Exercise aim: Go through the records and copy each line where the word "extremely" occurs.
━━ The records
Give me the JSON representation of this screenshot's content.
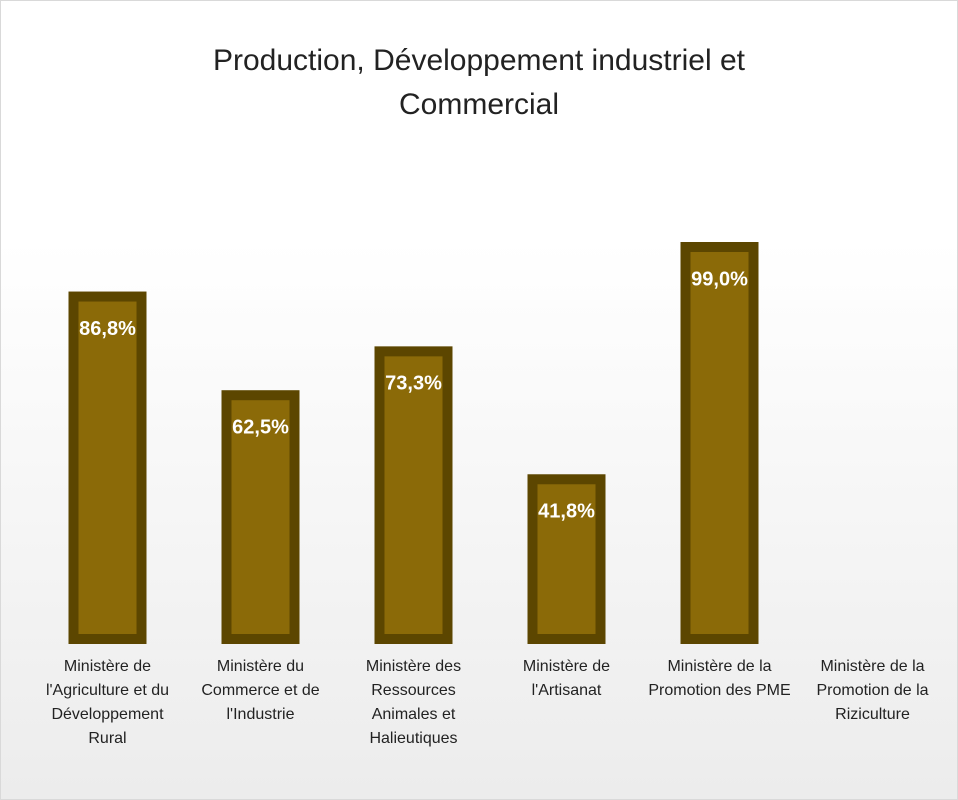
{
  "chart_data": {
    "type": "bar",
    "title": "Production, Développement industriel et Commercial",
    "categories": [
      "Ministère de l'Agriculture et du Développement Rural",
      "Ministère du Commerce et de l'Industrie",
      "Ministère des Ressources Animales et Halieutiques",
      "Ministère de l'Artisanat",
      "Ministère de la Promotion des PME",
      "Ministère de la Promotion de la Riziculture"
    ],
    "values": [
      86.8,
      62.5,
      73.3,
      41.8,
      99.0,
      null
    ],
    "value_labels": [
      "86,8%",
      "62,5%",
      "73,3%",
      "41,8%",
      "99,0%",
      null
    ],
    "color": "#8b6a08"
  }
}
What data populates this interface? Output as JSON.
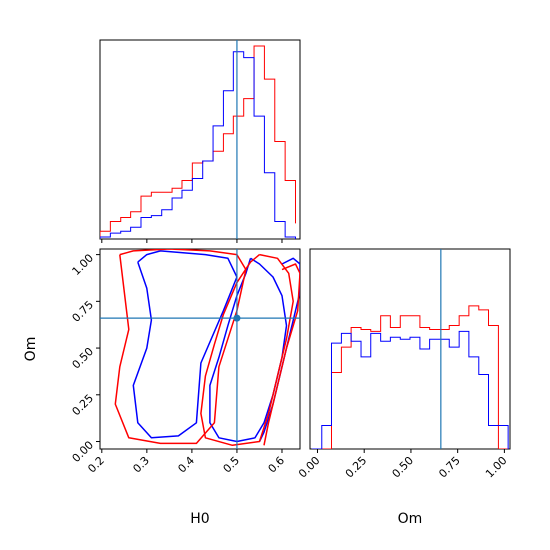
{
  "chart_data": [
    {
      "panel": "H0 marginal",
      "type": "histogram",
      "x": [
        0.196,
        0.219,
        0.242,
        0.264,
        0.287,
        0.31,
        0.333,
        0.356,
        0.378,
        0.401,
        0.424,
        0.447,
        0.47,
        0.492,
        0.515,
        0.538,
        0.561,
        0.584,
        0.607,
        0.63
      ],
      "xlim": [
        0.196,
        0.64
      ],
      "truth": 0.5,
      "series": [
        {
          "color": "#ff0000",
          "values": [
            0.04,
            0.09,
            0.11,
            0.14,
            0.22,
            0.24,
            0.24,
            0.26,
            0.3,
            0.39,
            0.4,
            0.45,
            0.54,
            0.63,
            0.72,
            0.99,
            0.82,
            0.5,
            0.3,
            0.08
          ]
        },
        {
          "color": "#0000ff",
          "values": [
            0.01,
            0.03,
            0.04,
            0.06,
            0.11,
            0.12,
            0.15,
            0.21,
            0.25,
            0.31,
            0.4,
            0.58,
            0.76,
            0.96,
            0.93,
            0.63,
            0.34,
            0.09,
            0.01,
            0.0
          ]
        }
      ]
    },
    {
      "panel": "Om marginal",
      "type": "histogram",
      "x": [
        -0.03,
        0.023,
        0.075,
        0.128,
        0.18,
        0.233,
        0.285,
        0.338,
        0.39,
        0.443,
        0.495,
        0.548,
        0.6,
        0.653,
        0.705,
        0.758,
        0.81,
        0.863,
        0.915,
        0.968,
        1.02
      ],
      "xlim": [
        -0.04,
        1.03
      ],
      "truth": 0.66,
      "series": [
        {
          "color": "#ff0000",
          "values": [
            0.0,
            0.0,
            0.39,
            0.52,
            0.62,
            0.61,
            0.6,
            0.68,
            0.62,
            0.68,
            0.68,
            0.62,
            0.61,
            0.61,
            0.63,
            0.68,
            0.73,
            0.71,
            0.63,
            0.0
          ]
        },
        {
          "color": "#0000ff",
          "values": [
            0.0,
            0.12,
            0.54,
            0.59,
            0.55,
            0.47,
            0.59,
            0.55,
            0.57,
            0.56,
            0.57,
            0.51,
            0.56,
            0.56,
            0.52,
            0.6,
            0.47,
            0.38,
            0.12,
            0.12
          ]
        }
      ]
    },
    {
      "panel": "H0 vs Om contours",
      "type": "contour",
      "xlim": [
        0.196,
        0.64
      ],
      "ylim": [
        -0.04,
        1.03
      ],
      "truth": {
        "x": 0.5,
        "y": 0.66
      },
      "series": [
        {
          "color": "#0000ff",
          "contours": [
            [
              [
                0.28,
                0.96
              ],
              [
                0.3,
                1.0
              ],
              [
                0.33,
                1.02
              ],
              [
                0.38,
                1.01
              ],
              [
                0.43,
                1.0
              ],
              [
                0.48,
                0.98
              ],
              [
                0.5,
                0.88
              ],
              [
                0.47,
                0.7
              ],
              [
                0.42,
                0.42
              ],
              [
                0.41,
                0.1
              ],
              [
                0.37,
                0.03
              ],
              [
                0.31,
                0.02
              ],
              [
                0.28,
                0.1
              ],
              [
                0.27,
                0.3
              ],
              [
                0.3,
                0.5
              ],
              [
                0.31,
                0.65
              ],
              [
                0.3,
                0.82
              ],
              [
                0.28,
                0.96
              ]
            ],
            [
              [
                0.53,
                0.98
              ],
              [
                0.55,
                0.95
              ],
              [
                0.58,
                0.88
              ],
              [
                0.6,
                0.78
              ],
              [
                0.61,
                0.62
              ],
              [
                0.6,
                0.45
              ],
              [
                0.58,
                0.25
              ],
              [
                0.56,
                0.1
              ],
              [
                0.54,
                0.02
              ],
              [
                0.5,
                0.0
              ],
              [
                0.46,
                0.02
              ],
              [
                0.44,
                0.1
              ],
              [
                0.44,
                0.3
              ],
              [
                0.46,
                0.45
              ],
              [
                0.48,
                0.62
              ],
              [
                0.5,
                0.78
              ],
              [
                0.52,
                0.9
              ],
              [
                0.53,
                0.98
              ]
            ],
            [
              [
                0.6,
                0.95
              ],
              [
                0.625,
                0.98
              ],
              [
                0.64,
                0.95
              ],
              [
                0.64,
                0.8
              ],
              [
                0.62,
                0.6
              ],
              [
                0.6,
                0.4
              ],
              [
                0.58,
                0.2
              ],
              [
                0.56,
                0.05
              ],
              [
                0.55,
                0.0
              ]
            ]
          ]
        },
        {
          "color": "#ff0000",
          "contours": [
            [
              [
                0.24,
                1.0
              ],
              [
                0.27,
                1.02
              ],
              [
                0.35,
                1.03
              ],
              [
                0.44,
                1.02
              ],
              [
                0.5,
                1.0
              ],
              [
                0.52,
                0.92
              ],
              [
                0.5,
                0.7
              ],
              [
                0.46,
                0.4
              ],
              [
                0.45,
                0.1
              ],
              [
                0.41,
                -0.01
              ],
              [
                0.33,
                -0.01
              ],
              [
                0.26,
                0.02
              ],
              [
                0.23,
                0.2
              ],
              [
                0.24,
                0.4
              ],
              [
                0.26,
                0.6
              ],
              [
                0.25,
                0.8
              ],
              [
                0.24,
                1.0
              ]
            ],
            [
              [
                0.55,
                1.0
              ],
              [
                0.59,
                0.98
              ],
              [
                0.615,
                0.9
              ],
              [
                0.625,
                0.75
              ],
              [
                0.61,
                0.55
              ],
              [
                0.59,
                0.35
              ],
              [
                0.57,
                0.15
              ],
              [
                0.55,
                0.0
              ],
              [
                0.49,
                -0.02
              ],
              [
                0.43,
                0.02
              ],
              [
                0.42,
                0.15
              ],
              [
                0.43,
                0.35
              ],
              [
                0.45,
                0.52
              ],
              [
                0.47,
                0.68
              ],
              [
                0.5,
                0.85
              ],
              [
                0.53,
                0.96
              ],
              [
                0.55,
                1.0
              ]
            ],
            [
              [
                0.6,
                0.92
              ],
              [
                0.63,
                0.95
              ],
              [
                0.64,
                0.9
              ],
              [
                0.635,
                0.7
              ],
              [
                0.61,
                0.5
              ],
              [
                0.59,
                0.3
              ],
              [
                0.57,
                0.1
              ],
              [
                0.56,
                -0.02
              ]
            ]
          ]
        }
      ]
    }
  ],
  "axes": {
    "x_label": "H0",
    "y_label": "Om",
    "om_x_label": "Om",
    "h0_ticks": [
      "0.2",
      "0.3",
      "0.4",
      "0.5",
      "0.6"
    ],
    "om_ticks": [
      "0.00",
      "0.25",
      "0.50",
      "0.75",
      "1.00"
    ]
  },
  "colors": {
    "truth_line": "#1f77b4",
    "series_a": "#ff0000",
    "series_b": "#0000ff"
  }
}
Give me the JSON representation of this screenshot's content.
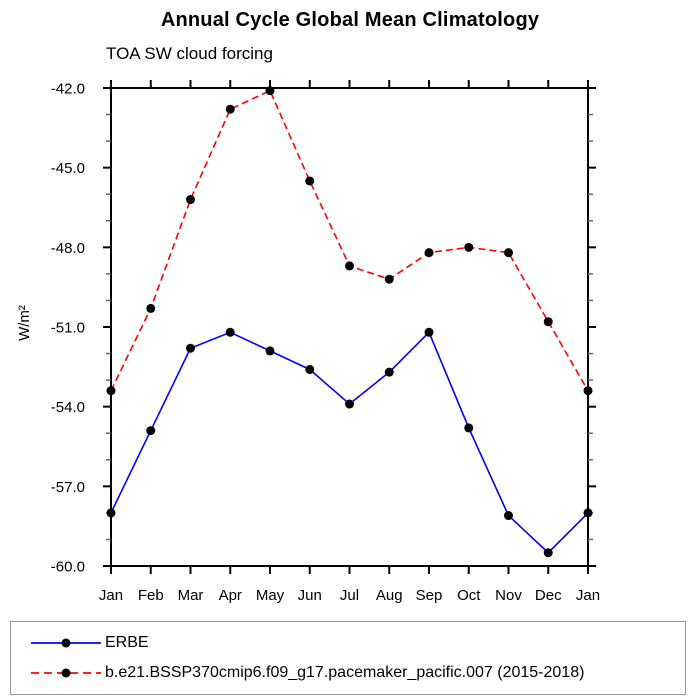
{
  "header": {
    "title": "Annual Cycle Global Mean Climatology",
    "subtitle": "TOA SW cloud forcing"
  },
  "chart_data": {
    "type": "line",
    "title": "Annual Cycle Global Mean Climatology",
    "subtitle": "TOA SW cloud forcing",
    "xlabel": "",
    "ylabel": "W/m²",
    "ylim": [
      -60.0,
      -42.0
    ],
    "ytick_interval_major": 3.0,
    "ytick_interval_minor": 1.0,
    "yticks": [
      "-42.0",
      "-45.0",
      "-48.0",
      "-51.0",
      "-54.0",
      "-57.0",
      "-60.0"
    ],
    "categories": [
      "Jan",
      "Feb",
      "Mar",
      "Apr",
      "May",
      "Jun",
      "Jul",
      "Aug",
      "Sep",
      "Oct",
      "Nov",
      "Dec",
      "Jan"
    ],
    "grid": false,
    "legend_position": "bottom",
    "marker": "black-dot",
    "series": [
      {
        "name": "ERBE",
        "color": "#0000ff",
        "style": "solid",
        "values": [
          -58.0,
          -54.9,
          -51.8,
          -51.2,
          -51.9,
          -52.6,
          -53.9,
          -52.7,
          -51.2,
          -54.8,
          -58.1,
          -59.5,
          -58.0
        ]
      },
      {
        "name": "b.e21.BSSP370cmip6.f09_g17.pacemaker_pacific.007 (2015-2018)",
        "color": "#ff0000",
        "style": "dashed",
        "values": [
          -53.4,
          -50.3,
          -46.2,
          -42.8,
          -42.1,
          -45.5,
          -48.7,
          -49.2,
          -48.2,
          -48.0,
          -48.2,
          -50.8,
          -53.4
        ]
      }
    ],
    "colors": {
      "axis": "#000000",
      "marker": "#000000",
      "erbe_line": "#0000ff",
      "model_line": "#ff0000"
    }
  }
}
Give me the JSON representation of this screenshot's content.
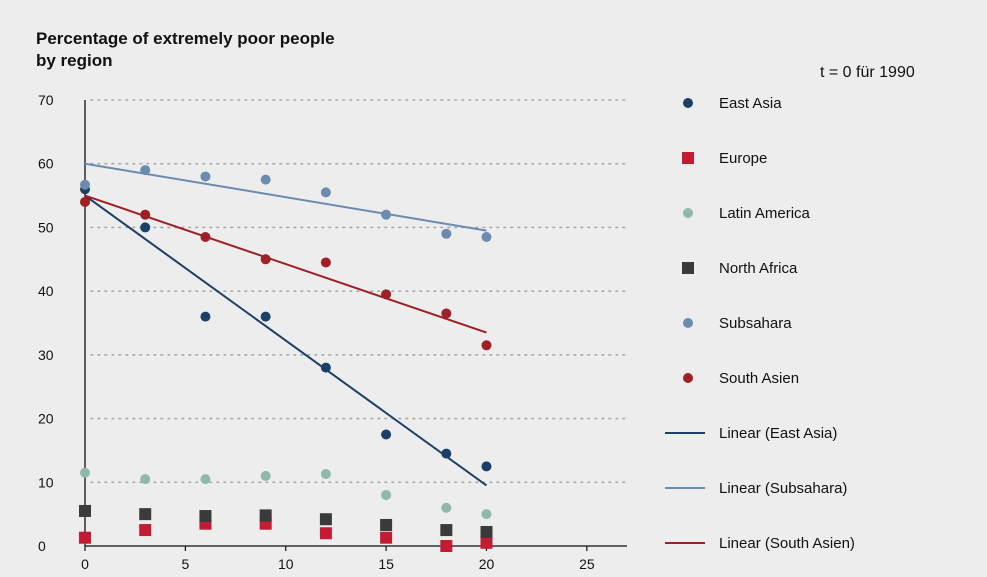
{
  "chart_data": {
    "type": "scatter",
    "title": "Percentage of extremely poor people by region",
    "title_line1": "Percentage of extremely poor people",
    "title_line2": "by region",
    "annotation": "t = 0 für 1990",
    "xlabel": "",
    "ylabel": "",
    "xlim": [
      0,
      27
    ],
    "ylim": [
      0,
      70
    ],
    "x_ticks": [
      0,
      5,
      10,
      15,
      20,
      25
    ],
    "y_ticks": [
      0,
      10,
      20,
      30,
      40,
      50,
      60,
      70
    ],
    "grid": "horizontal dotted",
    "legend_placement": "right",
    "series": [
      {
        "name": "East Asia",
        "kind": "point",
        "marker": "circle",
        "color": "#1b3f66",
        "x": [
          0,
          3,
          6,
          9,
          12,
          15,
          18,
          20
        ],
        "y": [
          56,
          50,
          36,
          36,
          28,
          17.5,
          14.5,
          12.5
        ]
      },
      {
        "name": "Europe",
        "kind": "point",
        "marker": "square",
        "color": "#c41a32",
        "x": [
          0,
          3,
          6,
          9,
          12,
          15,
          18,
          20
        ],
        "y": [
          1.3,
          2.5,
          3.5,
          3.5,
          2,
          1.3,
          0,
          0.5
        ]
      },
      {
        "name": "Latin America",
        "kind": "point",
        "marker": "circle",
        "color": "#8fb9a8",
        "x": [
          0,
          3,
          6,
          9,
          12,
          15,
          18,
          20
        ],
        "y": [
          11.5,
          10.5,
          10.5,
          11,
          11.3,
          8,
          6,
          5
        ]
      },
      {
        "name": "North Africa",
        "kind": "point",
        "marker": "square",
        "color": "#3a3a3c",
        "x": [
          0,
          3,
          6,
          9,
          12,
          15,
          18,
          20
        ],
        "y": [
          5.5,
          5,
          4.7,
          4.8,
          4.2,
          3.3,
          2.5,
          2.2
        ]
      },
      {
        "name": "Subsahara",
        "kind": "point",
        "marker": "circle",
        "color": "#6a8caf",
        "x": [
          0,
          3,
          6,
          9,
          12,
          15,
          18,
          20
        ],
        "y": [
          56.7,
          59,
          58,
          57.5,
          55.5,
          52,
          49,
          48.5
        ]
      },
      {
        "name": "South Asien",
        "kind": "point",
        "marker": "circle",
        "color": "#9e1f25",
        "x": [
          0,
          3,
          6,
          9,
          12,
          15,
          18,
          20
        ],
        "y": [
          54,
          52,
          48.5,
          45,
          44.5,
          39.5,
          36.5,
          31.5
        ]
      },
      {
        "name": "Linear (East Asia)",
        "kind": "line",
        "color": "#1b3f66",
        "x": [
          0,
          20
        ],
        "y": [
          55,
          9.5
        ]
      },
      {
        "name": "Linear (Subsahara)",
        "kind": "line",
        "color": "#6a8caf",
        "x": [
          0,
          20
        ],
        "y": [
          60,
          49.5
        ]
      },
      {
        "name": "Linear (South Asien)",
        "kind": "line",
        "color": "#9e1f25",
        "x": [
          0,
          20
        ],
        "y": [
          55,
          33.5
        ]
      }
    ]
  }
}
━━━━
Solution below:
    "title": "Percentage of extremely poor people by region",
    "title_line1": "Percentage of extremely poor people",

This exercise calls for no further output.